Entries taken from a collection
══════

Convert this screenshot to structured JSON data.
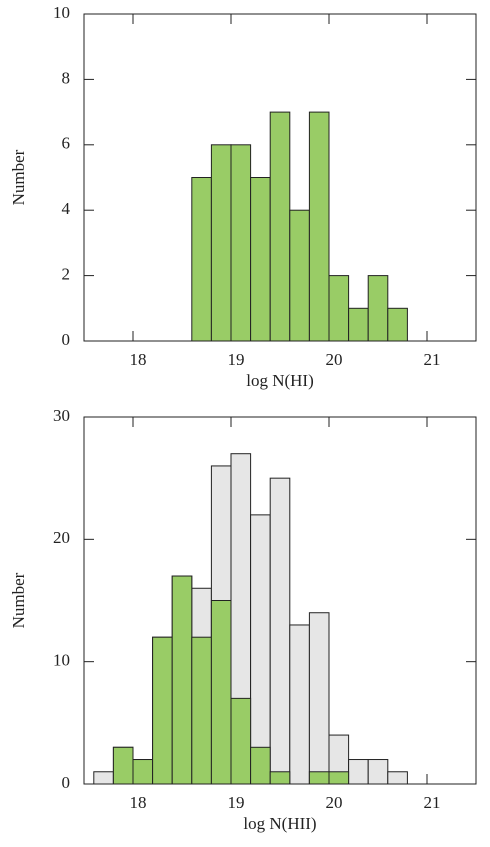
{
  "chart_data": [
    {
      "type": "histogram",
      "xlabel": "log N(HI)",
      "ylabel": "Number",
      "bins": [
        18.6,
        18.8,
        19.0,
        19.2,
        19.4,
        19.6,
        19.8,
        20.0,
        20.2,
        20.4,
        20.6,
        20.8
      ],
      "series": [
        {
          "color": "#99cc66",
          "values": [
            5,
            6,
            6,
            5,
            7,
            4,
            7,
            2,
            1,
            2,
            1
          ]
        }
      ],
      "xlim": [
        17.5,
        21.5
      ],
      "xticks": [
        18,
        19,
        20,
        21
      ],
      "ylim": [
        0,
        10
      ],
      "yticks": [
        0,
        2,
        4,
        6,
        8,
        10
      ]
    },
    {
      "type": "histogram",
      "xlabel": "log N(HII)",
      "ylabel": "Number",
      "bins": [
        17.6,
        17.8,
        18.0,
        18.2,
        18.4,
        18.6,
        18.8,
        19.0,
        19.2,
        19.4,
        19.6,
        19.8,
        20.0,
        20.2,
        20.4,
        20.6,
        20.8
      ],
      "series": [
        {
          "color": "#e6e6e6",
          "values": [
            1,
            3,
            2,
            12,
            17,
            16,
            26,
            27,
            22,
            25,
            13,
            14,
            4,
            2,
            2,
            1
          ]
        },
        {
          "color": "#99cc66",
          "values": [
            0,
            3,
            2,
            12,
            17,
            12,
            15,
            7,
            3,
            1,
            0,
            1,
            1,
            0,
            0,
            0
          ]
        }
      ],
      "xlim": [
        17.5,
        21.5
      ],
      "xticks": [
        18,
        19,
        20,
        21
      ],
      "ylim": [
        0,
        30
      ],
      "yticks": [
        0,
        10,
        20,
        30
      ]
    }
  ]
}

══════

To be done: Copy every line above word for word and exclude the pictures.

Exercise output:
Convert this screenshot to structured JSON data.
{
  "chart_data": [
    {
      "type": "histogram",
      "xlabel": "log N(HI)",
      "ylabel": "Number",
      "bins": [
        18.6,
        18.8,
        19.0,
        19.2,
        19.4,
        19.6,
        19.8,
        20.0,
        20.2,
        20.4,
        20.6,
        20.8
      ],
      "series": [
        {
          "color": "#99cc66",
          "values": [
            5,
            6,
            6,
            5,
            7,
            4,
            7,
            2,
            1,
            2,
            1
          ]
        }
      ],
      "xlim": [
        17.5,
        21.5
      ],
      "xticks": [
        18,
        19,
        20,
        21
      ],
      "ylim": [
        0,
        10
      ],
      "yticks": [
        0,
        2,
        4,
        6,
        8,
        10
      ]
    },
    {
      "type": "histogram",
      "xlabel": "log N(HII)",
      "ylabel": "Number",
      "bins": [
        17.6,
        17.8,
        18.0,
        18.2,
        18.4,
        18.6,
        18.8,
        19.0,
        19.2,
        19.4,
        19.6,
        19.8,
        20.0,
        20.2,
        20.4,
        20.6,
        20.8
      ],
      "series": [
        {
          "color": "#e6e6e6",
          "values": [
            1,
            3,
            2,
            12,
            17,
            16,
            26,
            27,
            22,
            25,
            13,
            14,
            4,
            2,
            2,
            1
          ]
        },
        {
          "color": "#99cc66",
          "values": [
            0,
            3,
            2,
            12,
            17,
            12,
            15,
            7,
            3,
            1,
            0,
            1,
            1,
            0,
            0,
            0
          ]
        }
      ],
      "xlim": [
        17.5,
        21.5
      ],
      "xticks": [
        18,
        19,
        20,
        21
      ],
      "ylim": [
        0,
        30
      ],
      "yticks": [
        0,
        10,
        20,
        30
      ]
    }
  ]
}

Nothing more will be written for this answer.